◆ **TO BE DONE**:
Leave the pictures out and transcribe every record exactly.
-- start RECORDS FOR THE TASK --
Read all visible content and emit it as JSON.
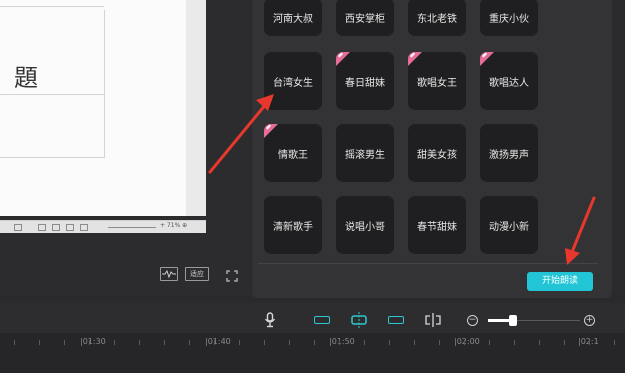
{
  "document": {
    "heading_fragment": "題",
    "zoom_text": "+ 71% ⊕"
  },
  "preview_controls": {
    "middle_label": "适应"
  },
  "voice_cards": [
    {
      "label": "河南大叔",
      "badge": false
    },
    {
      "label": "西安掌柜",
      "badge": false
    },
    {
      "label": "东北老铁",
      "badge": false
    },
    {
      "label": "重庆小伙",
      "badge": false
    },
    {
      "label": "台湾女生",
      "badge": false
    },
    {
      "label": "春日甜妹",
      "badge": true
    },
    {
      "label": "歌唱女王",
      "badge": true
    },
    {
      "label": "歌唱达人",
      "badge": true
    },
    {
      "label": "情歌王",
      "badge": true
    },
    {
      "label": "摇滚男生",
      "badge": false
    },
    {
      "label": "甜美女孩",
      "badge": false
    },
    {
      "label": "激扬男声",
      "badge": false
    },
    {
      "label": "清新歌手",
      "badge": false
    },
    {
      "label": "说唱小哥",
      "badge": false
    },
    {
      "label": "春节甜妹",
      "badge": false
    },
    {
      "label": "动漫小新",
      "badge": false
    }
  ],
  "actions": {
    "start_reading": "开始朗读"
  },
  "timeline": {
    "ticks": [
      "|01:30",
      "|01:40",
      "|01:50",
      "|02:00",
      "|02:1"
    ]
  },
  "colors": {
    "accent": "#22c5d6",
    "badge": "#e86c9a",
    "annotation": "#e8372c"
  },
  "icons": [
    "microphone-icon",
    "split-icon",
    "zoom-out-icon",
    "zoom-in-icon",
    "waveform-icon",
    "fullscreen-icon"
  ]
}
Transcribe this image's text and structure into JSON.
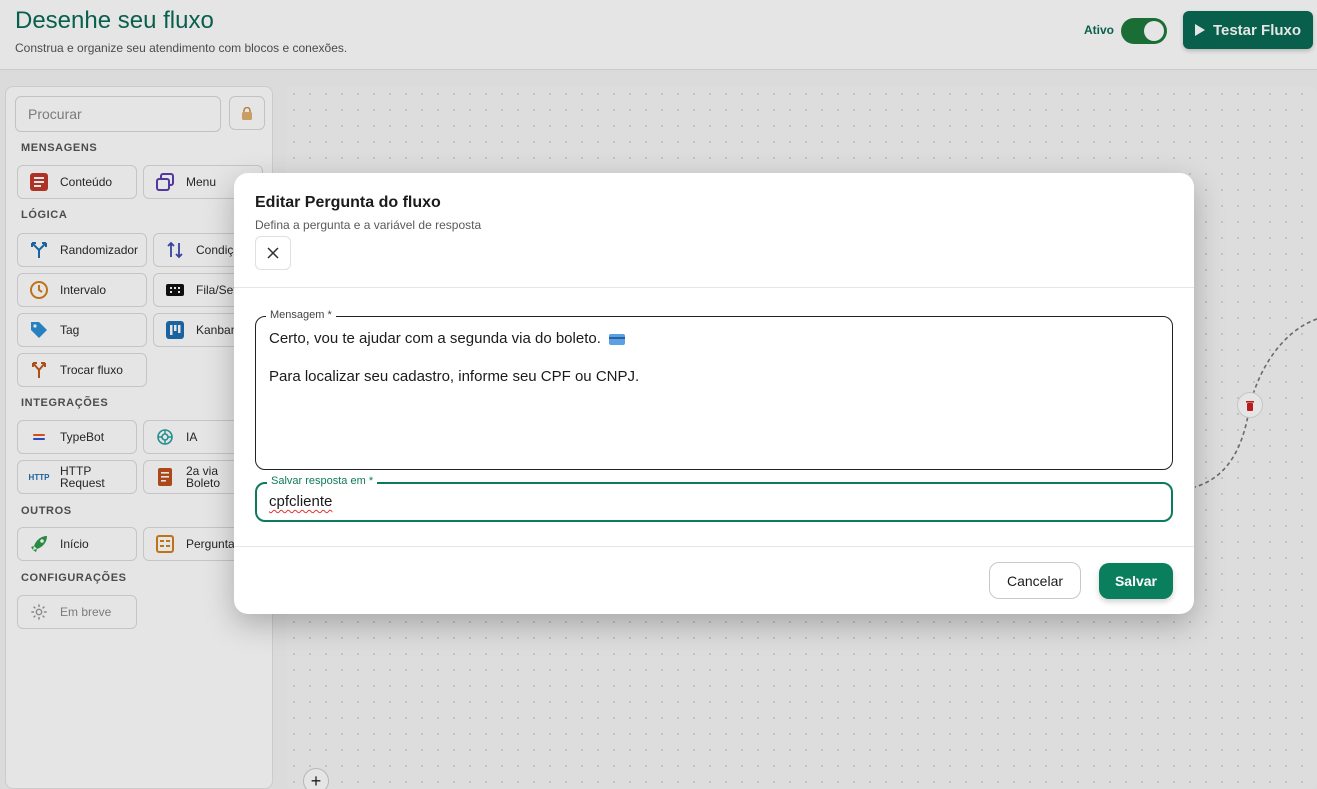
-- end RECORDS FOR THE TASK --
◆ **TASK RESPONSE**:
Read all visible content and emit it as JSON.
{
  "document": {
    "heading_fragment": "題",
    "zoom_text": "+ 71% ⊕"
  },
  "preview_controls": {
    "middle_label": "适应"
  },
  "voice_cards": [
    {
      "label": "河南大叔",
      "badge": false
    },
    {
      "label": "西安掌柜",
      "badge": false
    },
    {
      "label": "东北老铁",
      "badge": false
    },
    {
      "label": "重庆小伙",
      "badge": false
    },
    {
      "label": "台湾女生",
      "badge": false
    },
    {
      "label": "春日甜妹",
      "badge": true
    },
    {
      "label": "歌唱女王",
      "badge": true
    },
    {
      "label": "歌唱达人",
      "badge": true
    },
    {
      "label": "情歌王",
      "badge": true
    },
    {
      "label": "摇滚男生",
      "badge": false
    },
    {
      "label": "甜美女孩",
      "badge": false
    },
    {
      "label": "激扬男声",
      "badge": false
    },
    {
      "label": "清新歌手",
      "badge": false
    },
    {
      "label": "说唱小哥",
      "badge": false
    },
    {
      "label": "春节甜妹",
      "badge": false
    },
    {
      "label": "动漫小新",
      "badge": false
    }
  ],
  "actions": {
    "start_reading": "开始朗读"
  },
  "timeline": {
    "ticks": [
      "|01:30",
      "|01:40",
      "|01:50",
      "|02:00",
      "|02:1"
    ]
  },
  "colors": {
    "accent": "#22c5d6",
    "badge": "#e86c9a",
    "annotation": "#e8372c"
  },
  "icons": [
    "microphone-icon",
    "split-icon",
    "zoom-out-icon",
    "zoom-in-icon",
    "waveform-icon",
    "fullscreen-icon"
  ]
}
Transcribe this image's text and structure into JSON.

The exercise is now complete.